Given request>
Repeat the material verbatim. Images are excluded from the copy.

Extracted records
::::::
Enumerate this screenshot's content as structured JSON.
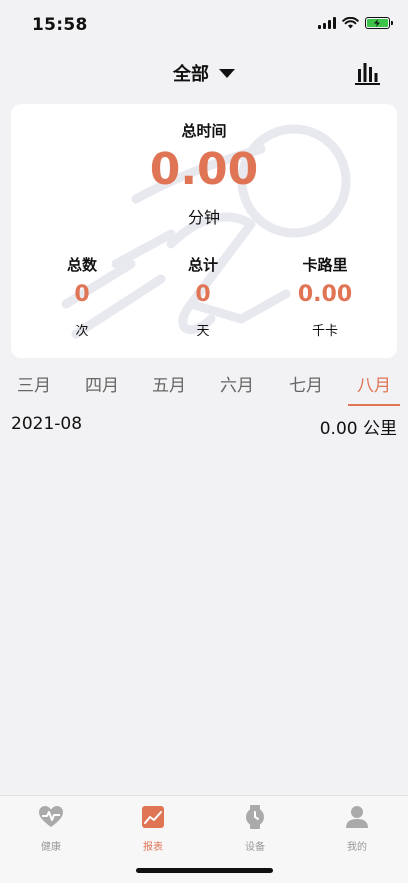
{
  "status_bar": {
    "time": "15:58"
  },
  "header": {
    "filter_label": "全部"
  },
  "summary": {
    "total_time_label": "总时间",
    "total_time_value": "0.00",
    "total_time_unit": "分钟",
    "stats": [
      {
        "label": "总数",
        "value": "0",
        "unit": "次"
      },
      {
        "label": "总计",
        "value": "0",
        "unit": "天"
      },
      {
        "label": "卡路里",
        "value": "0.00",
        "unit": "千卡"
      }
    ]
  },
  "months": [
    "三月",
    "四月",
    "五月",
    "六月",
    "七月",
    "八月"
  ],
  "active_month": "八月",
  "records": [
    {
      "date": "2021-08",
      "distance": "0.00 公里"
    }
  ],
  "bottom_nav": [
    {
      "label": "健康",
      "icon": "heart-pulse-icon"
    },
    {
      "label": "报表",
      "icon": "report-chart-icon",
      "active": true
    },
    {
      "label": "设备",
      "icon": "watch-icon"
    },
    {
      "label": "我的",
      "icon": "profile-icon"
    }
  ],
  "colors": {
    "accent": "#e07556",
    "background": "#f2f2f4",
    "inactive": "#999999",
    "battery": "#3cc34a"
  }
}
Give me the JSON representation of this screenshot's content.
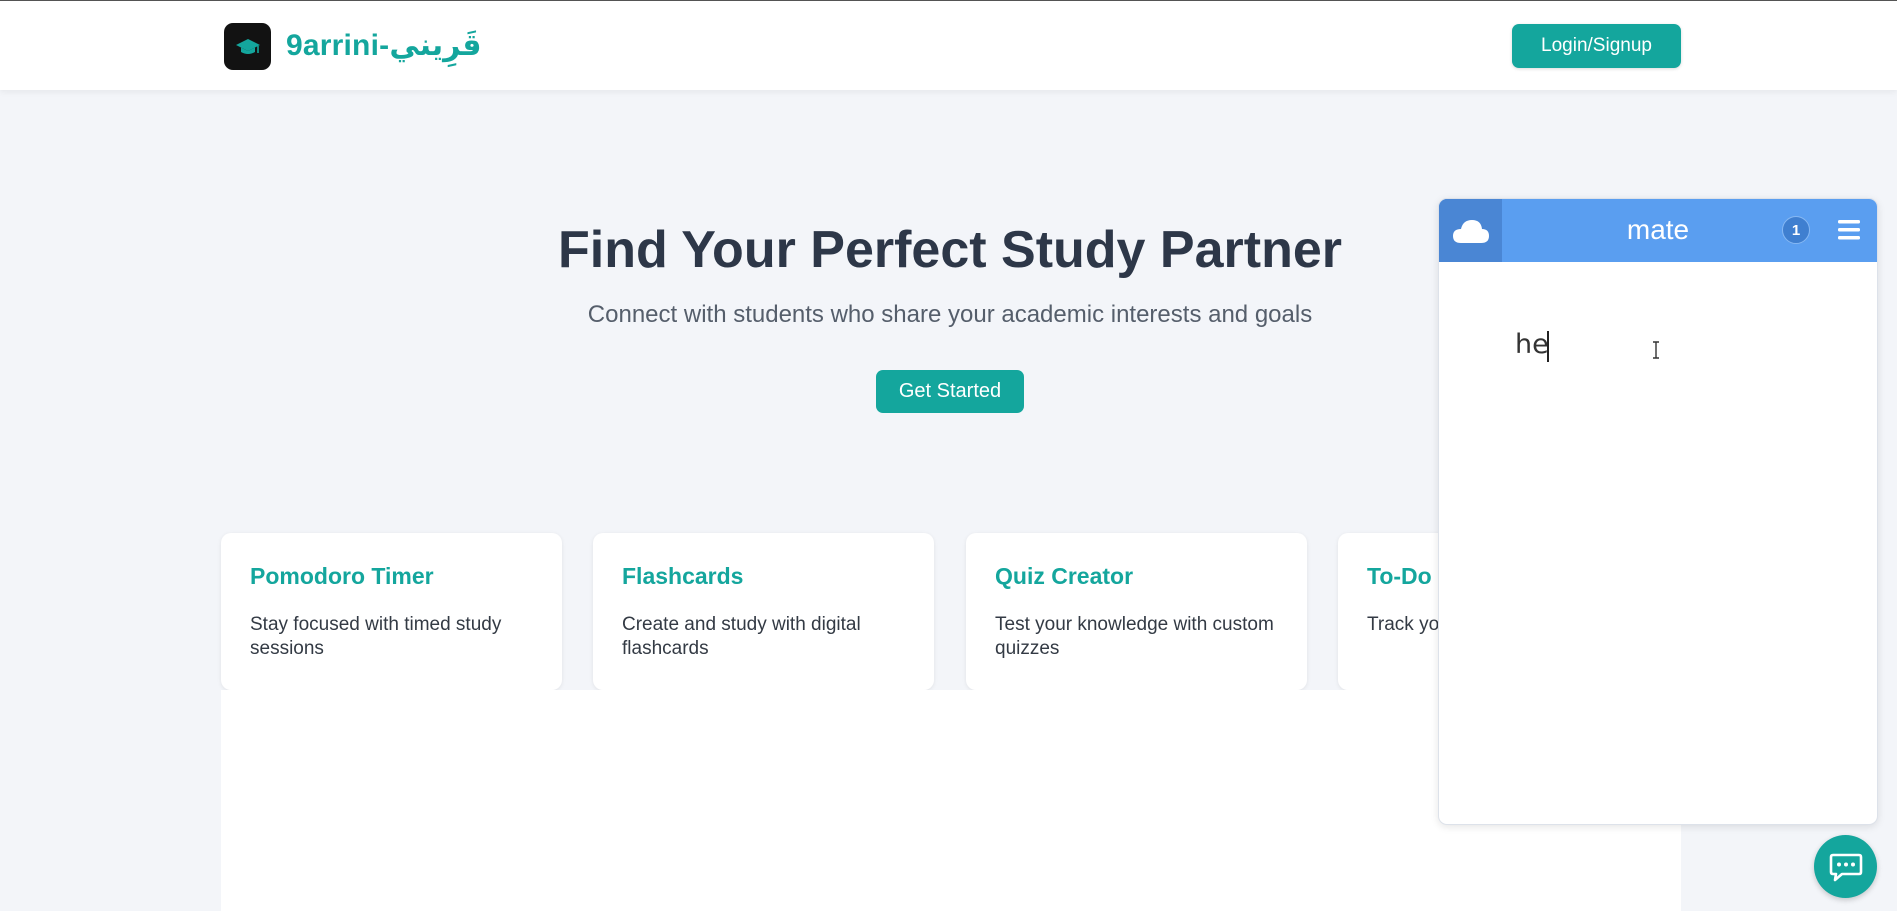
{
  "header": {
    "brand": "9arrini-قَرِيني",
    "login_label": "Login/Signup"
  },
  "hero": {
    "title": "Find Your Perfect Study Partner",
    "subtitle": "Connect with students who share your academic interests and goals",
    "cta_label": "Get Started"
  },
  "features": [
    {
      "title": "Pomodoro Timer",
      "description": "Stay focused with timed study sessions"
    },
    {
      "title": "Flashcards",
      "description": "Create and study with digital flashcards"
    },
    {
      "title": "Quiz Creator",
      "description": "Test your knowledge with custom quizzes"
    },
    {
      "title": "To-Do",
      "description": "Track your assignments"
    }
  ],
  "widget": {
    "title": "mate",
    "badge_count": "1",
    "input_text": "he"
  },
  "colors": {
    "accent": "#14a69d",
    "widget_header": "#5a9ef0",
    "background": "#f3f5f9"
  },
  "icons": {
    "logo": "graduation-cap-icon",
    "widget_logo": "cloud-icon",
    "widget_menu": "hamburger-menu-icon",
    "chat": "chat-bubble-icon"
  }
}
::::::
Full response>
Enumerate this screenshot's content as structured JSON.
{
  "status_bar": {
    "time": "15:58"
  },
  "header": {
    "filter_label": "全部"
  },
  "summary": {
    "total_time_label": "总时间",
    "total_time_value": "0.00",
    "total_time_unit": "分钟",
    "stats": [
      {
        "label": "总数",
        "value": "0",
        "unit": "次"
      },
      {
        "label": "总计",
        "value": "0",
        "unit": "天"
      },
      {
        "label": "卡路里",
        "value": "0.00",
        "unit": "千卡"
      }
    ]
  },
  "months": [
    "三月",
    "四月",
    "五月",
    "六月",
    "七月",
    "八月"
  ],
  "active_month": "八月",
  "records": [
    {
      "date": "2021-08",
      "distance": "0.00 公里"
    }
  ],
  "bottom_nav": [
    {
      "label": "健康",
      "icon": "heart-pulse-icon"
    },
    {
      "label": "报表",
      "icon": "report-chart-icon",
      "active": true
    },
    {
      "label": "设备",
      "icon": "watch-icon"
    },
    {
      "label": "我的",
      "icon": "profile-icon"
    }
  ],
  "colors": {
    "accent": "#e07556",
    "background": "#f2f2f4",
    "inactive": "#999999",
    "battery": "#3cc34a"
  }
}
Give me the JSON representation of this screenshot's content.
{
  "header": {
    "brand": "9arrini-قَرِيني",
    "login_label": "Login/Signup"
  },
  "hero": {
    "title": "Find Your Perfect Study Partner",
    "subtitle": "Connect with students who share your academic interests and goals",
    "cta_label": "Get Started"
  },
  "features": [
    {
      "title": "Pomodoro Timer",
      "description": "Stay focused with timed study sessions"
    },
    {
      "title": "Flashcards",
      "description": "Create and study with digital flashcards"
    },
    {
      "title": "Quiz Creator",
      "description": "Test your knowledge with custom quizzes"
    },
    {
      "title": "To-Do",
      "description": "Track your assignments"
    }
  ],
  "widget": {
    "title": "mate",
    "badge_count": "1",
    "input_text": "he"
  },
  "colors": {
    "accent": "#14a69d",
    "widget_header": "#5a9ef0",
    "background": "#f3f5f9"
  },
  "icons": {
    "logo": "graduation-cap-icon",
    "widget_logo": "cloud-icon",
    "widget_menu": "hamburger-menu-icon",
    "chat": "chat-bubble-icon"
  }
}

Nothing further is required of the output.